Without the pictures, return each record as it appears.

Stored records
========================================================================

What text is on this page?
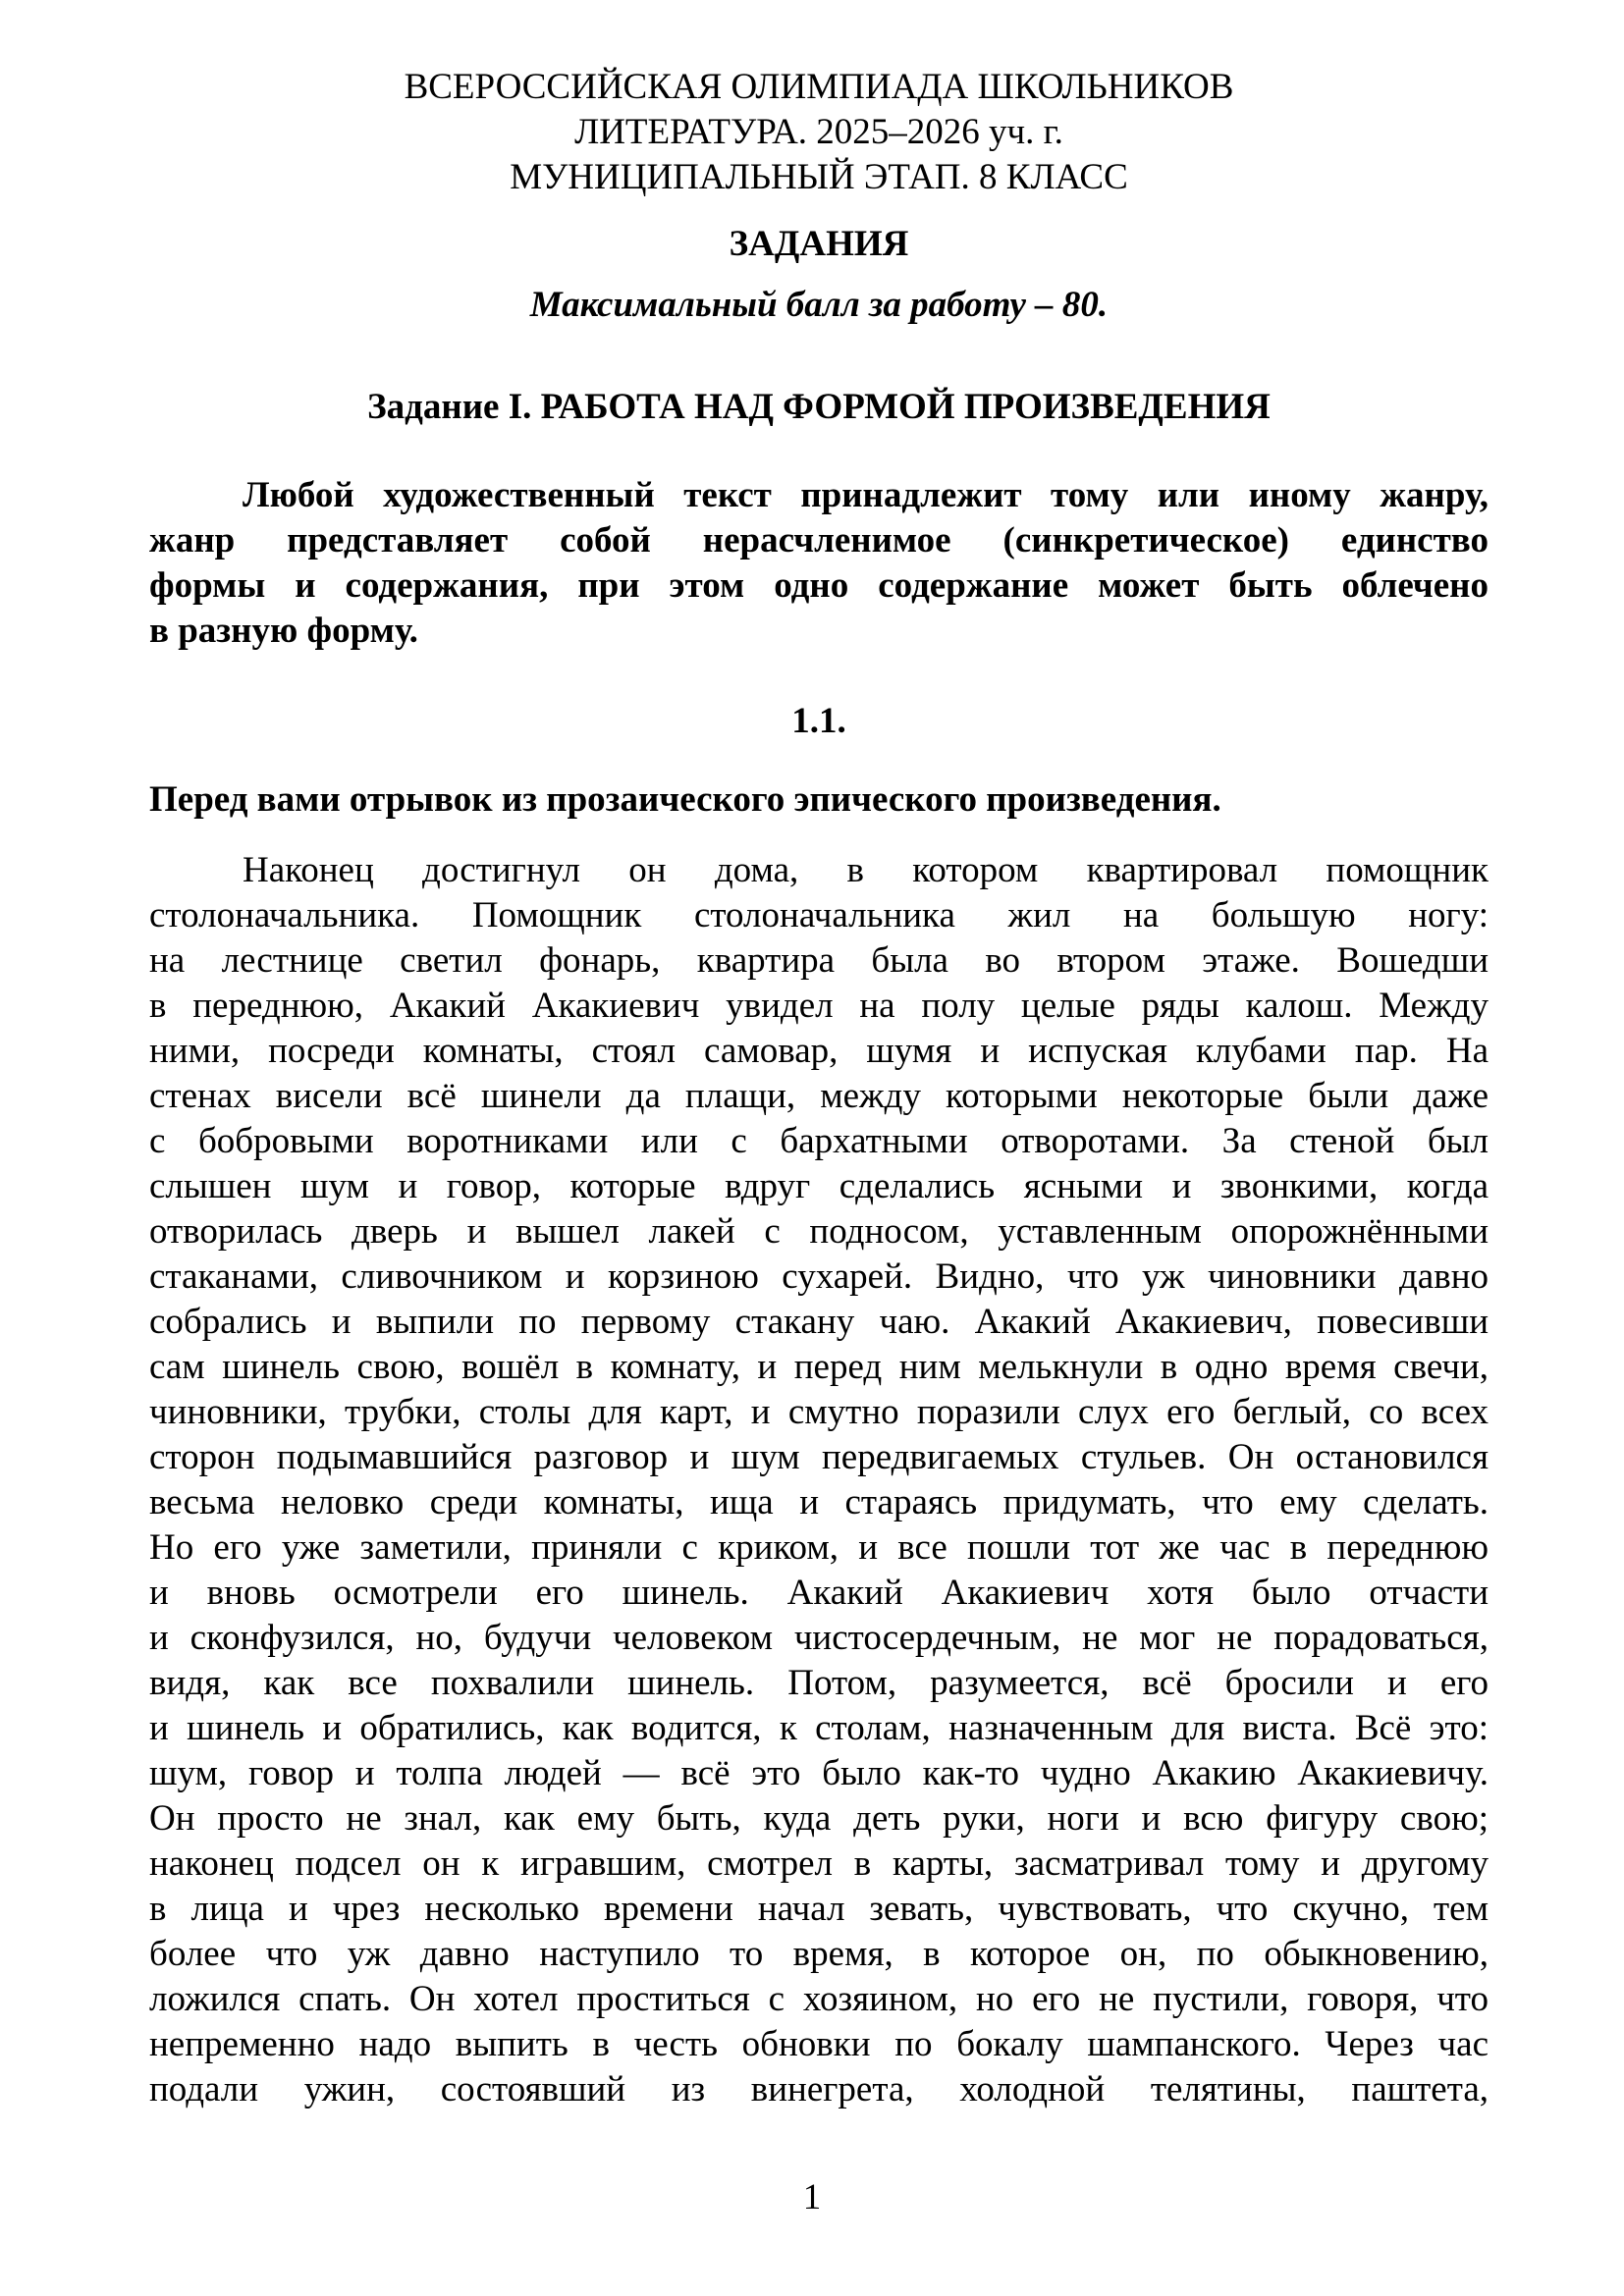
ВСЕРОССИЙСКАЯ ОЛИМПИАДА ШКОЛЬНИКОВ
ЛИТЕРАТУРА. 2025–2026 уч. г.
МУНИЦИПАЛЬНЫЙ ЭТАП. 8 КЛАСС
ЗАДАНИЯ
Максимальный балл за работу – 80.
Задание I. РАБОТА НАД ФОРМОЙ ПРОИЗВЕДЕНИЯ
Любой художественный текст принадлежит тому или иному жанру,
жанр представляет собой нерасчленимое (синкретическое) единство
формы и содержания, при этом одно содержание может быть облечено
в разную форму.
1.1.
Перед вами отрывок из прозаического эпического произведения.
Наконец достигнул он дома, в котором квартировал помощник
столоначальника. Помощник столоначальника жил на большую ногу:
на лестнице светил фонарь, квартира была во втором этаже. Вошедши
в переднюю, Акакий Акакиевич увидел на полу целые ряды калош. Между
ними, посреди комнаты, стоял самовар, шумя и испуская клубами пар. На
стенах висели всё шинели да плащи, между которыми некоторые были даже
с бобровыми воротниками или с бархатными отворотами. За стеной был
слышен шум и говор, которые вдруг сделались ясными и звонкими, когда
отворилась дверь и вышел лакей с подносом, уставленным опорожнёнными
стаканами, сливочником и корзиною сухарей. Видно, что уж чиновники давно
собрались и выпили по первому стакану чаю. Акакий Акакиевич, повесивши
сам шинель свою, вошёл в комнату, и перед ним мелькнули в одно время свечи,
чиновники, трубки, столы для карт, и смутно поразили слух его беглый, со всех
сторон подымавшийся разговор и шум передвигаемых стульев. Он остановился
весьма неловко среди комнаты, ища и стараясь придумать, что ему сделать.
Но его уже заметили, приняли с криком, и все пошли тот же час в переднюю
и вновь осмотрели его шинель. Акакий Акакиевич хотя было отчасти
и сконфузился, но, будучи человеком чистосердечным, не мог не порадоваться,
видя, как все похвалили шинель. Потом, разумеется, всё бросили и его
и шинель и обратились, как водится, к столам, назначенным для виста. Всё это:
шум, говор и толпа людей — всё это было как-то чудно Акакию Акакиевичу.
Он просто не знал, как ему быть, куда деть руки, ноги и всю фигуру свою;
наконец подсел он к игравшим, смотрел в карты, засматривал тому и другому
в лица и чрез несколько времени начал зевать, чувствовать, что скучно, тем
более что уж давно наступило то время, в которое он, по обыкновению,
ложился спать. Он хотел проститься с хозяином, но его не пустили, говоря, что
непременно надо выпить в честь обновки по бокалу шампанского. Через час
подали ужин, состоявший из винегрета, холодной телятины, паштета,
1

========================================================================

THE COMPLETED TASK
What text is on this page?
ВСЕРОССИЙСКАЯ ОЛИМПИАДА ШКОЛЬНИКОВ
ЛИТЕРАТУРА. 2025–2026 уч. г.
МУНИЦИПАЛЬНЫЙ ЭТАП. 8 КЛАСС
ЗАДАНИЯ
Максимальный балл за работу – 80.
Задание I. РАБОТА НАД ФОРМОЙ ПРОИЗВЕДЕНИЯ
Любой художественный текст принадлежит тому или иному жанру,
жанр представляет собой нерасчленимое (синкретическое) единство
формы и содержания, при этом одно содержание может быть облечено
в разную форму.
1.1.
Перед вами отрывок из прозаического эпического произведения.
Наконец достигнул он дома, в котором квартировал помощник
столоначальника. Помощник столоначальника жил на большую ногу:
на лестнице светил фонарь, квартира была во втором этаже. Вошедши
в переднюю, Акакий Акакиевич увидел на полу целые ряды калош. Между
ними, посреди комнаты, стоял самовар, шумя и испуская клубами пар. На
стенах висели всё шинели да плащи, между которыми некоторые были даже
с бобровыми воротниками или с бархатными отворотами. За стеной был
слышен шум и говор, которые вдруг сделались ясными и звонкими, когда
отворилась дверь и вышел лакей с подносом, уставленным опорожнёнными
стаканами, сливочником и корзиною сухарей. Видно, что уж чиновники давно
собрались и выпили по первому стакану чаю. Акакий Акакиевич, повесивши
сам шинель свою, вошёл в комнату, и перед ним мелькнули в одно время свечи,
чиновники, трубки, столы для карт, и смутно поразили слух его беглый, со всех
сторон подымавшийся разговор и шум передвигаемых стульев. Он остановился
весьма неловко среди комнаты, ища и стараясь придумать, что ему сделать.
Но его уже заметили, приняли с криком, и все пошли тот же час в переднюю
и вновь осмотрели его шинель. Акакий Акакиевич хотя было отчасти
и сконфузился, но, будучи человеком чистосердечным, не мог не порадоваться,
видя, как все похвалили шинель. Потом, разумеется, всё бросили и его
и шинель и обратились, как водится, к столам, назначенным для виста. Всё это:
шум, говор и толпа людей — всё это было как-то чудно Акакию Акакиевичу.
Он просто не знал, как ему быть, куда деть руки, ноги и всю фигуру свою;
наконец подсел он к игравшим, смотрел в карты, засматривал тому и другому
в лица и чрез несколько времени начал зевать, чувствовать, что скучно, тем
более что уж давно наступило то время, в которое он, по обыкновению,
ложился спать. Он хотел проститься с хозяином, но его не пустили, говоря, что
непременно надо выпить в честь обновки по бокалу шампанского. Через час
подали ужин, состоявший из винегрета, холодной телятины, паштета,
1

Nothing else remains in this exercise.